Objective: Would you repeat the listing exactly but omit every picture?

Source records:
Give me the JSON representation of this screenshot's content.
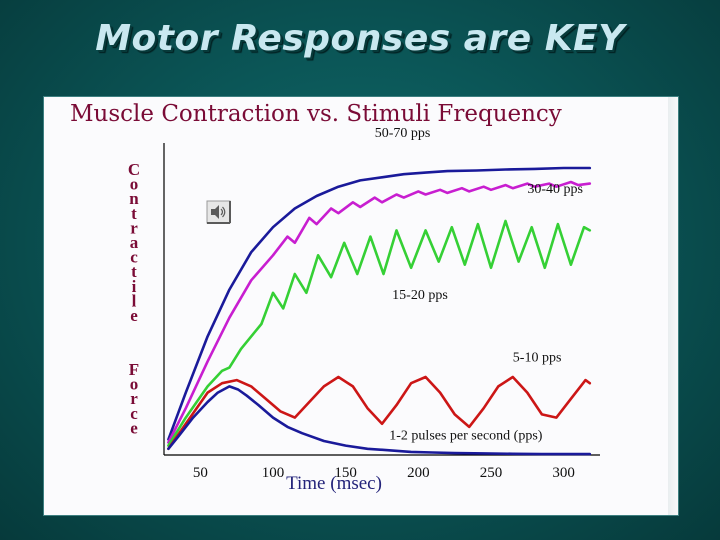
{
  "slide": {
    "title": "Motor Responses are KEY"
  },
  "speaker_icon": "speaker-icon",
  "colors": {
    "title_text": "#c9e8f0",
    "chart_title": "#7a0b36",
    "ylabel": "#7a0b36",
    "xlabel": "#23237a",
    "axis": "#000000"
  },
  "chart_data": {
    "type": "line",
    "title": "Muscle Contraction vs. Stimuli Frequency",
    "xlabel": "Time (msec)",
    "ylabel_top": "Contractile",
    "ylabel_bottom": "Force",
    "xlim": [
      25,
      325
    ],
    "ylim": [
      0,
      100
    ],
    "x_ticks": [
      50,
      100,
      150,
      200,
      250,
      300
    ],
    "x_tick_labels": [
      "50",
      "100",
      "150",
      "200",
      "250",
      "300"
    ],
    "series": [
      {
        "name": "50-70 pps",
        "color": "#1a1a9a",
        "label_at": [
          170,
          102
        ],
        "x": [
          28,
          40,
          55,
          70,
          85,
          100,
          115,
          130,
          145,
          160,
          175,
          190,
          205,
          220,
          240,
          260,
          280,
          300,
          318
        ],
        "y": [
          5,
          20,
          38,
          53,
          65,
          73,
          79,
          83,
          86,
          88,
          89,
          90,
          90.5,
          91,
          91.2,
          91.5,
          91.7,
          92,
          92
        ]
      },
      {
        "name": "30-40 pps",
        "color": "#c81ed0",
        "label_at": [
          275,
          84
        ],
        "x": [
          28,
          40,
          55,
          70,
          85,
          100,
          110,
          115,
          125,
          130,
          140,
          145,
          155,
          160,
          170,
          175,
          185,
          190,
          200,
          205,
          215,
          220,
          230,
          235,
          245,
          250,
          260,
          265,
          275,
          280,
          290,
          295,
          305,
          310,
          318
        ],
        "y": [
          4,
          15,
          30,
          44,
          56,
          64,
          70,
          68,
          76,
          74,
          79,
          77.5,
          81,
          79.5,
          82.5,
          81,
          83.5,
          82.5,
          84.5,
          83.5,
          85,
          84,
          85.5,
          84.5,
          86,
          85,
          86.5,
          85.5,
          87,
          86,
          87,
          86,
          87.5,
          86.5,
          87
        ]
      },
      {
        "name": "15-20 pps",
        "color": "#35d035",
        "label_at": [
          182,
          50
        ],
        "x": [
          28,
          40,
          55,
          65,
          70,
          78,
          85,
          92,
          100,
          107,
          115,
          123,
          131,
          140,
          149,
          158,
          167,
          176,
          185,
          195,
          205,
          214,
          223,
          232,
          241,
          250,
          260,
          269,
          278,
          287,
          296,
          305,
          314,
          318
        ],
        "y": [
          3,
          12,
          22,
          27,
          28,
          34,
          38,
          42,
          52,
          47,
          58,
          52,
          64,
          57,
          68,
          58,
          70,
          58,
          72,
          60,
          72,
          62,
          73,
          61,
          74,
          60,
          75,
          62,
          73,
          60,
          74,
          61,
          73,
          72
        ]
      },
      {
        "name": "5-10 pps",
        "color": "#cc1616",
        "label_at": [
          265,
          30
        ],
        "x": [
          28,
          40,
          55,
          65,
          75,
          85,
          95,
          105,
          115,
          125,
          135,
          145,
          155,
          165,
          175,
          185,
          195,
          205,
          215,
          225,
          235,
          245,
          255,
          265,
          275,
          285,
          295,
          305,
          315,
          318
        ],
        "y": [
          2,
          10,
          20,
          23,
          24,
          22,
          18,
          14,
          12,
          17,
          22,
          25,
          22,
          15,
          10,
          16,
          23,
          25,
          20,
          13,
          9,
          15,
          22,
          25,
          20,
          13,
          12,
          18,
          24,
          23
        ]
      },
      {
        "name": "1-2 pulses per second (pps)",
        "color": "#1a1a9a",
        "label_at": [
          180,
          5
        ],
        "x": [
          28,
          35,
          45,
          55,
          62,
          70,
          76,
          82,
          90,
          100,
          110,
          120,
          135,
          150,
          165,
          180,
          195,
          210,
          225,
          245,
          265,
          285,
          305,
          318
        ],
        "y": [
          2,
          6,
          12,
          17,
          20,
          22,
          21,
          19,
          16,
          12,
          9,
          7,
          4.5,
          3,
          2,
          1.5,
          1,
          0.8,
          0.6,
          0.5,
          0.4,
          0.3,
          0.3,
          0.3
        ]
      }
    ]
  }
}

Finished task:
Give me the JSON representation of this screenshot's content.
{
  "slide": {
    "title": "Motor Responses are KEY"
  },
  "speaker_icon": "speaker-icon",
  "colors": {
    "title_text": "#c9e8f0",
    "chart_title": "#7a0b36",
    "ylabel": "#7a0b36",
    "xlabel": "#23237a",
    "axis": "#000000"
  },
  "chart_data": {
    "type": "line",
    "title": "Muscle Contraction vs. Stimuli Frequency",
    "xlabel": "Time (msec)",
    "ylabel_top": "Contractile",
    "ylabel_bottom": "Force",
    "xlim": [
      25,
      325
    ],
    "ylim": [
      0,
      100
    ],
    "x_ticks": [
      50,
      100,
      150,
      200,
      250,
      300
    ],
    "x_tick_labels": [
      "50",
      "100",
      "150",
      "200",
      "250",
      "300"
    ],
    "series": [
      {
        "name": "50-70 pps",
        "color": "#1a1a9a",
        "label_at": [
          170,
          102
        ],
        "x": [
          28,
          40,
          55,
          70,
          85,
          100,
          115,
          130,
          145,
          160,
          175,
          190,
          205,
          220,
          240,
          260,
          280,
          300,
          318
        ],
        "y": [
          5,
          20,
          38,
          53,
          65,
          73,
          79,
          83,
          86,
          88,
          89,
          90,
          90.5,
          91,
          91.2,
          91.5,
          91.7,
          92,
          92
        ]
      },
      {
        "name": "30-40 pps",
        "color": "#c81ed0",
        "label_at": [
          275,
          84
        ],
        "x": [
          28,
          40,
          55,
          70,
          85,
          100,
          110,
          115,
          125,
          130,
          140,
          145,
          155,
          160,
          170,
          175,
          185,
          190,
          200,
          205,
          215,
          220,
          230,
          235,
          245,
          250,
          260,
          265,
          275,
          280,
          290,
          295,
          305,
          310,
          318
        ],
        "y": [
          4,
          15,
          30,
          44,
          56,
          64,
          70,
          68,
          76,
          74,
          79,
          77.5,
          81,
          79.5,
          82.5,
          81,
          83.5,
          82.5,
          84.5,
          83.5,
          85,
          84,
          85.5,
          84.5,
          86,
          85,
          86.5,
          85.5,
          87,
          86,
          87,
          86,
          87.5,
          86.5,
          87
        ]
      },
      {
        "name": "15-20 pps",
        "color": "#35d035",
        "label_at": [
          182,
          50
        ],
        "x": [
          28,
          40,
          55,
          65,
          70,
          78,
          85,
          92,
          100,
          107,
          115,
          123,
          131,
          140,
          149,
          158,
          167,
          176,
          185,
          195,
          205,
          214,
          223,
          232,
          241,
          250,
          260,
          269,
          278,
          287,
          296,
          305,
          314,
          318
        ],
        "y": [
          3,
          12,
          22,
          27,
          28,
          34,
          38,
          42,
          52,
          47,
          58,
          52,
          64,
          57,
          68,
          58,
          70,
          58,
          72,
          60,
          72,
          62,
          73,
          61,
          74,
          60,
          75,
          62,
          73,
          60,
          74,
          61,
          73,
          72
        ]
      },
      {
        "name": "5-10 pps",
        "color": "#cc1616",
        "label_at": [
          265,
          30
        ],
        "x": [
          28,
          40,
          55,
          65,
          75,
          85,
          95,
          105,
          115,
          125,
          135,
          145,
          155,
          165,
          175,
          185,
          195,
          205,
          215,
          225,
          235,
          245,
          255,
          265,
          275,
          285,
          295,
          305,
          315,
          318
        ],
        "y": [
          2,
          10,
          20,
          23,
          24,
          22,
          18,
          14,
          12,
          17,
          22,
          25,
          22,
          15,
          10,
          16,
          23,
          25,
          20,
          13,
          9,
          15,
          22,
          25,
          20,
          13,
          12,
          18,
          24,
          23
        ]
      },
      {
        "name": "1-2 pulses per second (pps)",
        "color": "#1a1a9a",
        "label_at": [
          180,
          5
        ],
        "x": [
          28,
          35,
          45,
          55,
          62,
          70,
          76,
          82,
          90,
          100,
          110,
          120,
          135,
          150,
          165,
          180,
          195,
          210,
          225,
          245,
          265,
          285,
          305,
          318
        ],
        "y": [
          2,
          6,
          12,
          17,
          20,
          22,
          21,
          19,
          16,
          12,
          9,
          7,
          4.5,
          3,
          2,
          1.5,
          1,
          0.8,
          0.6,
          0.5,
          0.4,
          0.3,
          0.3,
          0.3
        ]
      }
    ]
  }
}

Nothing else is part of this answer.